● Written request: Retype the items from their first line through the line with "x-tick-label: Feb [735,474,757,489]", including both of those lines, keeping every character unchanged.

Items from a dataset
┌──

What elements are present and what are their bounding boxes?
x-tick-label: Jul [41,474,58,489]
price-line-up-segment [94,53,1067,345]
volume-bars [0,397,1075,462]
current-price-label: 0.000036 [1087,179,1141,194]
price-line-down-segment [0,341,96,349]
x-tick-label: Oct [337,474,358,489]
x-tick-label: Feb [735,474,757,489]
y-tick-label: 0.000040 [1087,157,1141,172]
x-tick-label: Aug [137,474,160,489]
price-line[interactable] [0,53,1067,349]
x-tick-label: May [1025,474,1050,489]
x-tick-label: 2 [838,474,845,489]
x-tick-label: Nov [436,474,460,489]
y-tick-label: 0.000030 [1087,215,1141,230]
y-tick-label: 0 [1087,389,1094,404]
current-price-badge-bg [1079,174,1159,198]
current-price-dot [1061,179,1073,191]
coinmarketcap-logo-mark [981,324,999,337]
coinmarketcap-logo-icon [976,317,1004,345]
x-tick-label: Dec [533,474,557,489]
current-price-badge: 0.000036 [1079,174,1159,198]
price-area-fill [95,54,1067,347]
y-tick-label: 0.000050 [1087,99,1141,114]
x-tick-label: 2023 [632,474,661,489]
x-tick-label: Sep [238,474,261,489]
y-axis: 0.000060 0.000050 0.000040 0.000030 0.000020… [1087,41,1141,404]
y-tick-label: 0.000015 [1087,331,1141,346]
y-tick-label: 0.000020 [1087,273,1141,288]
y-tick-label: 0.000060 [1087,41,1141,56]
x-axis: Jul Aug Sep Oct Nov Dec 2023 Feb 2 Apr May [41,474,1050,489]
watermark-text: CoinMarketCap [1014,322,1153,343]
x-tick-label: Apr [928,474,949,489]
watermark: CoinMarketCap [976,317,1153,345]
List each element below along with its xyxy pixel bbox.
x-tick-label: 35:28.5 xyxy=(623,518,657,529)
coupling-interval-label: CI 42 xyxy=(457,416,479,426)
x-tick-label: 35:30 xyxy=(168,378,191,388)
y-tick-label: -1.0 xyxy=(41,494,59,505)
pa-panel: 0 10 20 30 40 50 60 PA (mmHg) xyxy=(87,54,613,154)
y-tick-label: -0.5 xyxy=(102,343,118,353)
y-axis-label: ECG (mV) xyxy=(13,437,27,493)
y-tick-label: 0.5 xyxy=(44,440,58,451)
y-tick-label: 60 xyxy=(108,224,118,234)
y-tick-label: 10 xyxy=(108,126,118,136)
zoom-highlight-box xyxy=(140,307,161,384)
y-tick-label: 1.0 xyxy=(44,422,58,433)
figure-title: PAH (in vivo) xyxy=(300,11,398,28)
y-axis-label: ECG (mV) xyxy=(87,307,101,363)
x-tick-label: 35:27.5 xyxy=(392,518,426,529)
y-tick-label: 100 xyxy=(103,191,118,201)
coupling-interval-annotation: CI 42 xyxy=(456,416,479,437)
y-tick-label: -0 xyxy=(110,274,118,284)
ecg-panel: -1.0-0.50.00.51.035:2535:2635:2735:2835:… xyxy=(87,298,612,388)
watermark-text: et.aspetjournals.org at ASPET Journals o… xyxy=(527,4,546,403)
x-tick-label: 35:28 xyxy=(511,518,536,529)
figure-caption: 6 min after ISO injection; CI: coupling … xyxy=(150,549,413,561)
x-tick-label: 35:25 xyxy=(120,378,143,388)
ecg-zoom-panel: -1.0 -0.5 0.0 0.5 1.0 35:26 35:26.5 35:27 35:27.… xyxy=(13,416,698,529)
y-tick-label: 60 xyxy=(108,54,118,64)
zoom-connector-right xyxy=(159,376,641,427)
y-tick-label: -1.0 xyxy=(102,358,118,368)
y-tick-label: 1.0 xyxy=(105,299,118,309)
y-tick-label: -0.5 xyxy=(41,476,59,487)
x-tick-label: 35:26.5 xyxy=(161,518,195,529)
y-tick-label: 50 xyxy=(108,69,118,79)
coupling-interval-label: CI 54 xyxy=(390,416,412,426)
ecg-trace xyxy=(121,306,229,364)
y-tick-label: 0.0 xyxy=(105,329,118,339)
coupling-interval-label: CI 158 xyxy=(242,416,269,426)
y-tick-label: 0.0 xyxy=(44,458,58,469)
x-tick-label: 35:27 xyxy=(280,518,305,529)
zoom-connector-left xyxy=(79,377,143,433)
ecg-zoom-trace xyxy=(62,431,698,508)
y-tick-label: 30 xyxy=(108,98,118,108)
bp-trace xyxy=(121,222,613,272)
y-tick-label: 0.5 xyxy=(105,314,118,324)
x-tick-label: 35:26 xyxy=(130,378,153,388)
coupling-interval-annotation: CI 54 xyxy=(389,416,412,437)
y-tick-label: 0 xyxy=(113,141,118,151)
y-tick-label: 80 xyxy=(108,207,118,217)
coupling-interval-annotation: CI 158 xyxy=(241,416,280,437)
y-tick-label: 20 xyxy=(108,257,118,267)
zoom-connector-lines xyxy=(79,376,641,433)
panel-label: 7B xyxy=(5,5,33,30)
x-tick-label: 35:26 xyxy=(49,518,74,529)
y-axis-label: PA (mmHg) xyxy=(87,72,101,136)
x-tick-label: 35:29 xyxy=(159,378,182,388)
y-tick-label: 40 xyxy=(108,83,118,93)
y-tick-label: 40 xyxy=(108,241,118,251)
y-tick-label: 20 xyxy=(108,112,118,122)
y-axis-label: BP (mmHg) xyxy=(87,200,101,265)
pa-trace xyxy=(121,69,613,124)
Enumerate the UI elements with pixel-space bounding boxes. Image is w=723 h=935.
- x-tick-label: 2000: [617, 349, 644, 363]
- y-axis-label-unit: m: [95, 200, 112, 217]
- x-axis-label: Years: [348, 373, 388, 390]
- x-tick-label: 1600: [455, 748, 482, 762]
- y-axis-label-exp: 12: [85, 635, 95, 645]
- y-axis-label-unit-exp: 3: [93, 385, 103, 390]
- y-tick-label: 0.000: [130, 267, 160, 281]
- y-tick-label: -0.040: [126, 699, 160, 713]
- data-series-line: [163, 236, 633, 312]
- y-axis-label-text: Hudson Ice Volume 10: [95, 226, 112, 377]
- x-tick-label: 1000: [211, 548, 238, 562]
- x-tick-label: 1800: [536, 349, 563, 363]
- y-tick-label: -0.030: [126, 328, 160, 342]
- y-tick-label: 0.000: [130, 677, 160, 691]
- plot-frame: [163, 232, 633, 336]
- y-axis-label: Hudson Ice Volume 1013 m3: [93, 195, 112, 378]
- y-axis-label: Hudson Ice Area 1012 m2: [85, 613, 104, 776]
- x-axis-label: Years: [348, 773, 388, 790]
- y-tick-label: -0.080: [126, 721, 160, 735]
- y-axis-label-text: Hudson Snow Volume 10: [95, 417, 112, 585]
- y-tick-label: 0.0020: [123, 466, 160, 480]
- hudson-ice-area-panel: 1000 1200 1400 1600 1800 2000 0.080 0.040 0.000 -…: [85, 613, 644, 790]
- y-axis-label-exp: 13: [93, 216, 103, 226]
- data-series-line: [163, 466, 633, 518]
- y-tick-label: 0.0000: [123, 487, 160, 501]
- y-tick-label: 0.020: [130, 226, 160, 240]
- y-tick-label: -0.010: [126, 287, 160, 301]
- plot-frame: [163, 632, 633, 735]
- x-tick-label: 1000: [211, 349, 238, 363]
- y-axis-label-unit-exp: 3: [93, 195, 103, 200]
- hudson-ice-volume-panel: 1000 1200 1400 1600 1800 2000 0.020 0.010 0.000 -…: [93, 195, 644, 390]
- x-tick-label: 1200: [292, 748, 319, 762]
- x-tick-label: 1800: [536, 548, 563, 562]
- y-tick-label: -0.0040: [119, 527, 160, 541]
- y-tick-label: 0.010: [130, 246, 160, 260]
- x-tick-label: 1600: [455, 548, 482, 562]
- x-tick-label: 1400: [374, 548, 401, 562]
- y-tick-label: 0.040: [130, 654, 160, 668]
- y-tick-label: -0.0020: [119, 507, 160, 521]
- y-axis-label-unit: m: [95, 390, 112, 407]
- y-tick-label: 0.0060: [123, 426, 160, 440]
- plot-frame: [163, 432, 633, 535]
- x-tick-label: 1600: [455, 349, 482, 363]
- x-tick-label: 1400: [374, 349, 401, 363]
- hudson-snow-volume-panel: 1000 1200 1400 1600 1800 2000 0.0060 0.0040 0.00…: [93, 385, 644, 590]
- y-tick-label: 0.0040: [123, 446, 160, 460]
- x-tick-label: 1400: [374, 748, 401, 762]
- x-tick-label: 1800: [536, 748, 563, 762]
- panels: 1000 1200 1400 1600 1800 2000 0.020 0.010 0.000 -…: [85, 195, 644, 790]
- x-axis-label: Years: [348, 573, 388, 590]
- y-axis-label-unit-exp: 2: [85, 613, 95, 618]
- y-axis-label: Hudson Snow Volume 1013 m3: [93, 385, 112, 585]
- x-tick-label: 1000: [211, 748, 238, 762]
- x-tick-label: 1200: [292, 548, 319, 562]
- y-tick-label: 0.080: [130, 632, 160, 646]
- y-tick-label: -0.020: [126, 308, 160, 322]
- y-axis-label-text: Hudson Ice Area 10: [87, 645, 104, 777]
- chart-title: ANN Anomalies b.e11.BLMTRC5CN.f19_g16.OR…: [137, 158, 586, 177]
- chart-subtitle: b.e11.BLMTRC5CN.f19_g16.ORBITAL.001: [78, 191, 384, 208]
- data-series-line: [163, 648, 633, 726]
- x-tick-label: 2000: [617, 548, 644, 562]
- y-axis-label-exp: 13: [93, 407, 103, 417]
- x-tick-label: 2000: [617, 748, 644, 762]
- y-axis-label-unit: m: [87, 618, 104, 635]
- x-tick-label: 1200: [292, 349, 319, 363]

└──

● Written answer:
What elements are present and what are their bounding boxes?
x-tick-label: Jul [41,474,58,489]
price-line-up-segment [94,53,1067,345]
volume-bars [0,397,1075,462]
current-price-label: 0.000036 [1087,179,1141,194]
price-line-down-segment [0,341,96,349]
x-tick-label: Oct [337,474,358,489]
x-tick-label: Feb [735,474,757,489]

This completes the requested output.